*Collection entries*:
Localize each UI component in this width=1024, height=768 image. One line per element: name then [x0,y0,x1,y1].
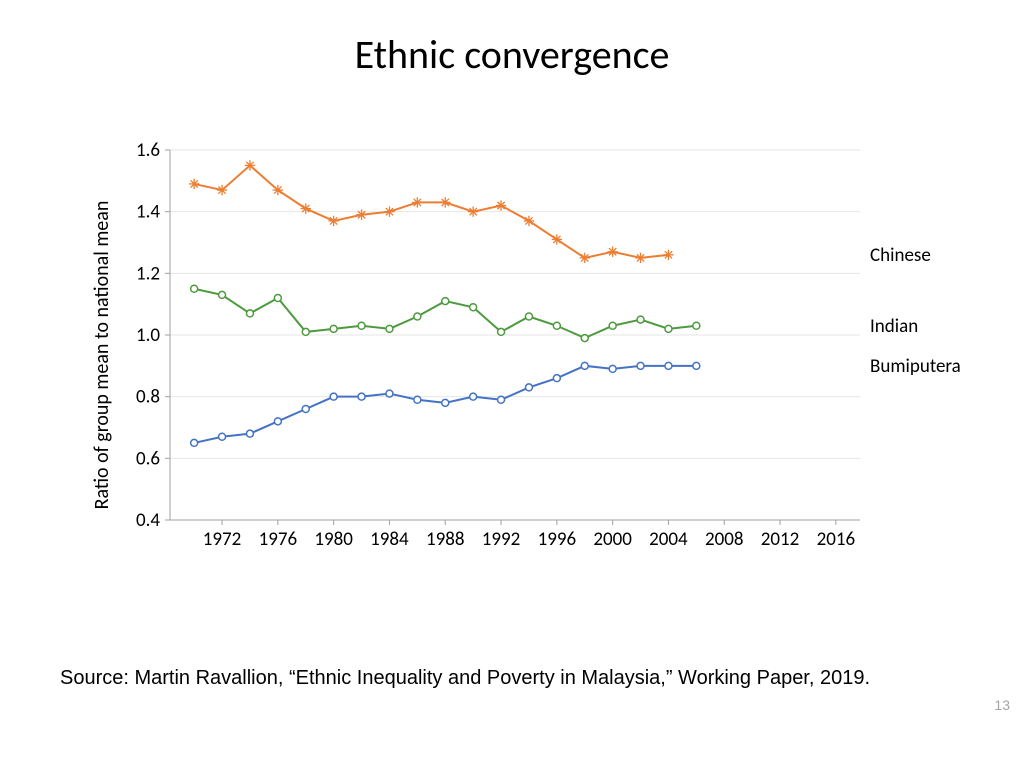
series-indian: Indian [191,285,919,341]
svg-text:1984: 1984 [370,528,409,551]
series-bumiputera: Bumiputera [191,355,960,447]
svg-text:1988: 1988 [426,528,465,551]
series-chinese: Chinese [189,160,931,267]
svg-text:1976: 1976 [259,528,298,551]
svg-text:1996: 1996 [538,528,577,551]
svg-text:1.6: 1.6 [136,140,160,162]
svg-text:1.0: 1.0 [136,324,160,347]
svg-text:1.4: 1.4 [136,201,160,224]
series-label-indian: Indian [870,315,918,338]
svg-text:2012: 2012 [761,528,800,551]
line-chart: 0.4 0.6 0.8 1.0 1.2 1.4 1.6 1972 1976 1980 1984 198… [90,140,960,570]
svg-text:0.8: 0.8 [136,386,160,409]
svg-text:2008: 2008 [705,528,744,551]
svg-text:1980: 1980 [314,528,353,551]
svg-text:2004: 2004 [649,528,688,551]
page-title: Ethnic convergence [0,30,1024,79]
svg-text:1.2: 1.2 [136,262,160,285]
svg-text:1992: 1992 [482,528,521,551]
svg-text:0.4: 0.4 [136,509,160,532]
svg-text:1972: 1972 [203,528,242,551]
chart-container: 0.4 0.6 0.8 1.0 1.2 1.4 1.6 1972 1976 1980 1984 198… [90,140,960,570]
source-text: Source: Martin Ravallion, “Ethnic Inequa… [60,665,960,691]
series-label-chinese: Chinese [870,244,931,267]
svg-text:0.6: 0.6 [136,447,160,470]
page-number: 13 [994,697,1010,713]
svg-text:2000: 2000 [593,528,632,551]
svg-text:2016: 2016 [817,528,856,551]
series-label-bumiputera: Bumiputera [870,355,960,378]
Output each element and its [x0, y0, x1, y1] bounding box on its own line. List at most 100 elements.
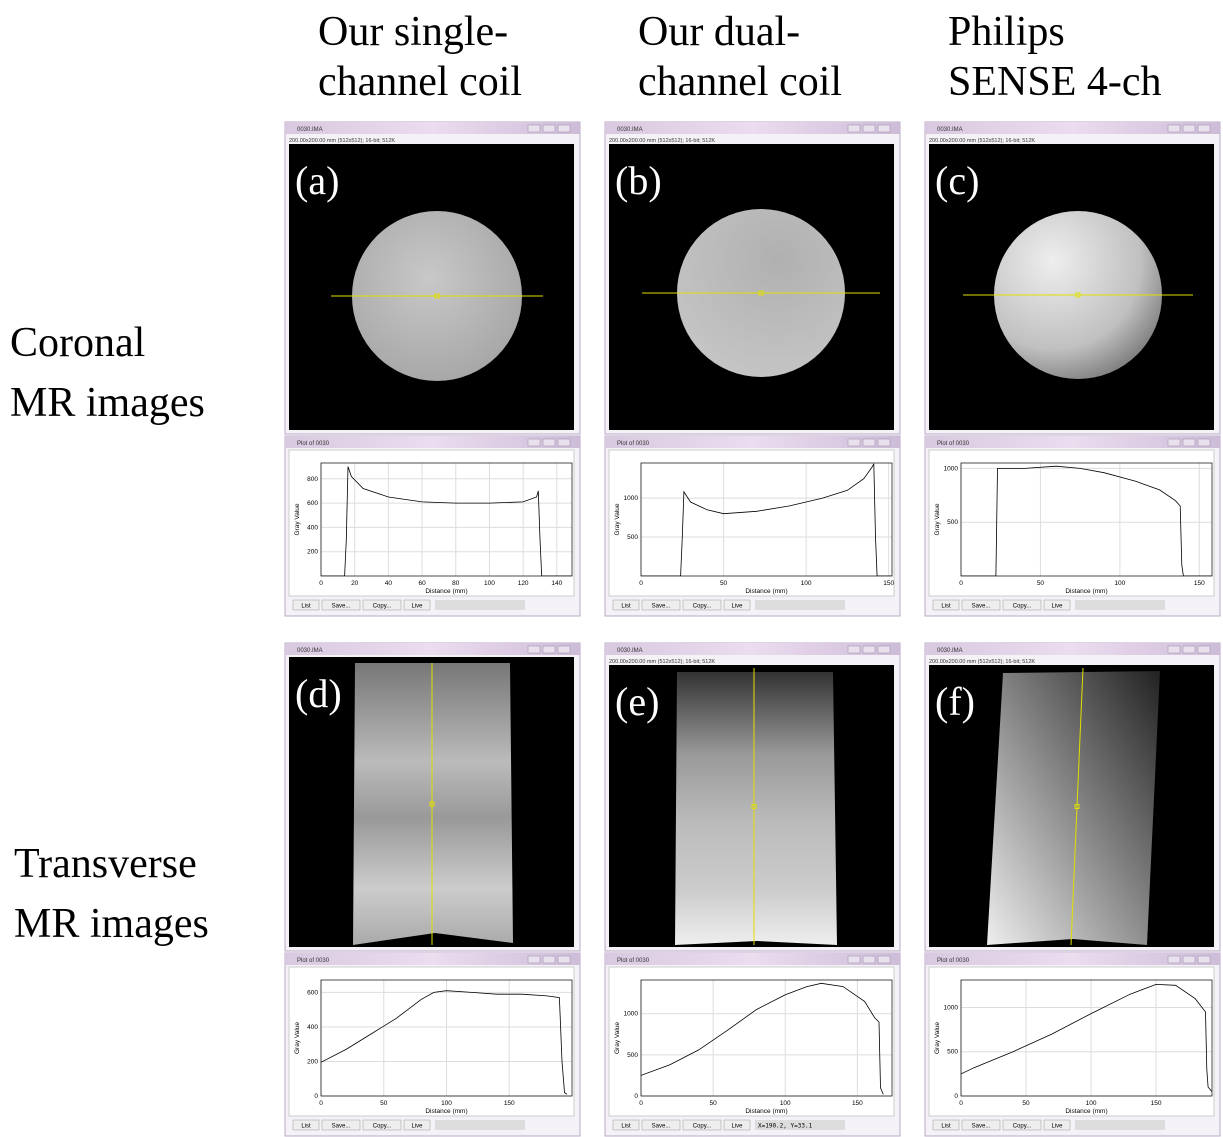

*EXERCISE*:
Lay out every line of the rows above as a numbered list, skipping blank lines. Leave the pictures out of your answer.

*ANSWER TO THE TASK*:
1. Localize each UI component in this width=1024, height=768 image. One line per element: name then [x0,y0,x1,y1].
2. series-indian: Indian [191,285,919,341]
3. svg-text:1984: 1984 [370,528,409,551]
4. series-bumiputera: Bumiputera [191,355,960,447]
5. svg-text:1988: 1988 [426,528,465,551]
6. series-chinese: Chinese [189,160,931,267]
7. svg-text:1976: 1976 [259,528,298,551]
8. svg-text:1996: 1996 [538,528,577,551]
9. svg-text:1.6: 1.6 [136,140,160,162]
10. svg-text:1.0: 1.0 [136,324,160,347]
11. svg-text:1.4: 1.4 [136,201,160,224]
12. series-label-indian: Indian [870,315,918,338]
13. svg-text:2012: 2012 [761,528,800,551]
14. line-chart: 0.4 0.6 0.8 1.0 1.2 1.4 1.6 1972 1976 1980 1984 198… [90,140,960,570]
15. svg-text:0.8: 0.8 [136,386,160,409]
16. svg-text:2008: 2008 [705,528,744,551]
17. svg-text:1980: 1980 [314,528,353,551]
18. svg-text:2004: 2004 [649,528,688,551]
19. page-title: Ethnic convergence [0,30,1024,79]
20. svg-text:1.2: 1.2 [136,262,160,285]
21. svg-text:1992: 1992 [482,528,521,551]
22. svg-text:0.4: 0.4 [136,509,160,532]
23. svg-text:1972: 1972 [203,528,242,551]
24. chart-container: 0.4 0.6 0.8 1.0 1.2 1.4 1.6 1972 1976 1980 1984 198… [90,140,960,570]
25. source-text: Source: Martin Ravallion, “Ethnic Inequa… [60,665,960,691]
26. series-label-chinese: Chinese [870,244,931,267]
27. svg-text:0.6: 0.6 [136,447,160,470]
28. page-number: 13 [994,697,1010,713]
29. svg-text:2000: 2000 [593,528,632,551]
30. svg-text:2016: 2016 [817,528,856,551]
31. series-label-bumiputera: Bumiputera [870,355,960,378]
32. Output each element and its [x0, y0, x1, y1] bounding box on its own line. List at most 100 elements.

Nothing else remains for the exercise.